GOAL. What is the number of lines in these entries that contain "movement"? State it alone.

INPUT ROWS.

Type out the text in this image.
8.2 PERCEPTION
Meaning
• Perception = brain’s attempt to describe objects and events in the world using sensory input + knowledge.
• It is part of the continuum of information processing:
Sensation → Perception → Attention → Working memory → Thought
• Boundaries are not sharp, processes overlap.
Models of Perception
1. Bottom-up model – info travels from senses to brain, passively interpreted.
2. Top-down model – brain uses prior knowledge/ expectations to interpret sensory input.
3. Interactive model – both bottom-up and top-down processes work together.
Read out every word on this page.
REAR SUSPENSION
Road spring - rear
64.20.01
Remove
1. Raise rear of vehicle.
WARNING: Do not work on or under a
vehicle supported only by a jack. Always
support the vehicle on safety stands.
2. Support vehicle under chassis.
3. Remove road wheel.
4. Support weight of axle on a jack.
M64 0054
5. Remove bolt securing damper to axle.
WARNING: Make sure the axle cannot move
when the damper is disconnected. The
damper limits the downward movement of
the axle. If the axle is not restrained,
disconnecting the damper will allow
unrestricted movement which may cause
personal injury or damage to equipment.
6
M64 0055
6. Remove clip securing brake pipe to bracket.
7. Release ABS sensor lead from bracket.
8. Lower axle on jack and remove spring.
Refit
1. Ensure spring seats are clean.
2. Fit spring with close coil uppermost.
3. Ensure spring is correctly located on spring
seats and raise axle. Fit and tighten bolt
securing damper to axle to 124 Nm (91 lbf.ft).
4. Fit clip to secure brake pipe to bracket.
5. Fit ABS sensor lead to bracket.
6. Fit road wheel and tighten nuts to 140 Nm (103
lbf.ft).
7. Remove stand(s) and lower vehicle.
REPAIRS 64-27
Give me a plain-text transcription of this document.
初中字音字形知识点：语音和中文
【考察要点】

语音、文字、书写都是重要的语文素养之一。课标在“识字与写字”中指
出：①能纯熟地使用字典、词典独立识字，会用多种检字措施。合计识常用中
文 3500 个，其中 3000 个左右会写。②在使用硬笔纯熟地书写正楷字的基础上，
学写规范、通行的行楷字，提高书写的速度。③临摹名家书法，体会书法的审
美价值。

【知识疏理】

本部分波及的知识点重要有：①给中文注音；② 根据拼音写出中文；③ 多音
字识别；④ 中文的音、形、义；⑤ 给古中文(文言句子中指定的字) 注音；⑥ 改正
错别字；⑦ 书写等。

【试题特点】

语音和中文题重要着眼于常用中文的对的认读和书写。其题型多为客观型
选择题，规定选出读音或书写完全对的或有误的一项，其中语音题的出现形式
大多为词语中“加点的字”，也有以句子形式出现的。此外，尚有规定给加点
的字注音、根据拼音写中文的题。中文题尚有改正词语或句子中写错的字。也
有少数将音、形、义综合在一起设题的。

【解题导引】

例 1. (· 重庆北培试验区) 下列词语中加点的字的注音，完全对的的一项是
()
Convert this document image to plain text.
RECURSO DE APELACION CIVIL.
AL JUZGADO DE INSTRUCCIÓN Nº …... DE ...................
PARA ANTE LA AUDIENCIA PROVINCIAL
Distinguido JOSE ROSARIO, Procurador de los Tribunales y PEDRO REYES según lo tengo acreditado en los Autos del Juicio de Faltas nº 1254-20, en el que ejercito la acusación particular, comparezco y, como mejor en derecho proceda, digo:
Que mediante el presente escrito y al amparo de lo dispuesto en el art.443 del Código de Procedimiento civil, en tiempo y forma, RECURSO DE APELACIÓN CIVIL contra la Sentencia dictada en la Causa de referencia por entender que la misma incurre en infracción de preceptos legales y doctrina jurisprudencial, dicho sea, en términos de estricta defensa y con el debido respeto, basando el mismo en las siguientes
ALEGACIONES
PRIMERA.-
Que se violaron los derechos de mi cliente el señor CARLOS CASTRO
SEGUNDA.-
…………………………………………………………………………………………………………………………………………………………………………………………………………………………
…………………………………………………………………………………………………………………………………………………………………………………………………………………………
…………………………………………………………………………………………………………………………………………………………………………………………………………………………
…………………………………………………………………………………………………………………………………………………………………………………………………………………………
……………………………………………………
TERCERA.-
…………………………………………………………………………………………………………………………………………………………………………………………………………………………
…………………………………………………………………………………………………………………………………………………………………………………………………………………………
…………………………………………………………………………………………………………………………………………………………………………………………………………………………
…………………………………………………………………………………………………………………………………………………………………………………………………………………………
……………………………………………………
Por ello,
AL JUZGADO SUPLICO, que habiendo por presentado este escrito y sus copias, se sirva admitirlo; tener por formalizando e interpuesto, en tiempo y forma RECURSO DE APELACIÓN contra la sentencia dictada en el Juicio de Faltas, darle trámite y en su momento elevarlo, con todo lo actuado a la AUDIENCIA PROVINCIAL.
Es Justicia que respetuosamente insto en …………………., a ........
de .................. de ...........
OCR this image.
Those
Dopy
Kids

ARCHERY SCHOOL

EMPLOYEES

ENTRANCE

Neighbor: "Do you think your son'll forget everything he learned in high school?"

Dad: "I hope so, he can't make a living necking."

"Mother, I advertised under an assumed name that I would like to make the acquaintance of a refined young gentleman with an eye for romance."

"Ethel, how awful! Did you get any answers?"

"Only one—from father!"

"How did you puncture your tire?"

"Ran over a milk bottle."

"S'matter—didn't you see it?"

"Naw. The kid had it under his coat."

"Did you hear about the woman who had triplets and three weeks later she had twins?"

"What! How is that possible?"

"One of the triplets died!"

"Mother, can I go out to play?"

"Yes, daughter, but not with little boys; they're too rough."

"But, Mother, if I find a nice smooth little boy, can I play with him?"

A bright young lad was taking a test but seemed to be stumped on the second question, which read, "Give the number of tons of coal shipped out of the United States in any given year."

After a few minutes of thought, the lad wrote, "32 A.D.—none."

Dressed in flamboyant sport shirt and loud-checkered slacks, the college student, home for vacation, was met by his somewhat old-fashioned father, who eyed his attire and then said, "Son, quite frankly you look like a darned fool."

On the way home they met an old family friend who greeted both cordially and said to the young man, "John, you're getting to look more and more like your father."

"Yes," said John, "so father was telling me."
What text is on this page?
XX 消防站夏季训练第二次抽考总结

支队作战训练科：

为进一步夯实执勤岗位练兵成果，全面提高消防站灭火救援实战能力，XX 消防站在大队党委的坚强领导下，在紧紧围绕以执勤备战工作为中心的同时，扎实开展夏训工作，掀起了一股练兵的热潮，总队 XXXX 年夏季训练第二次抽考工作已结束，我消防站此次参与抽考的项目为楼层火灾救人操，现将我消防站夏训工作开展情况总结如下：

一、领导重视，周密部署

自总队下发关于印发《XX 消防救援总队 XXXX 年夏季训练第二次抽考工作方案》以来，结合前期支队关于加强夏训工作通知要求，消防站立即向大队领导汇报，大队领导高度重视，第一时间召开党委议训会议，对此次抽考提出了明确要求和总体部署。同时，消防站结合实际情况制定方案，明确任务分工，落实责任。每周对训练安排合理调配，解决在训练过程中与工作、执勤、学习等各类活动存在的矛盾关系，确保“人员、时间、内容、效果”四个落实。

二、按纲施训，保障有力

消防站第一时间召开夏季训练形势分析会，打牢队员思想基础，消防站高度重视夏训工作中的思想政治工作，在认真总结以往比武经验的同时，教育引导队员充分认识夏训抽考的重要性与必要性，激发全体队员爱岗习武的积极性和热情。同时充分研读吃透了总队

REPLY. 2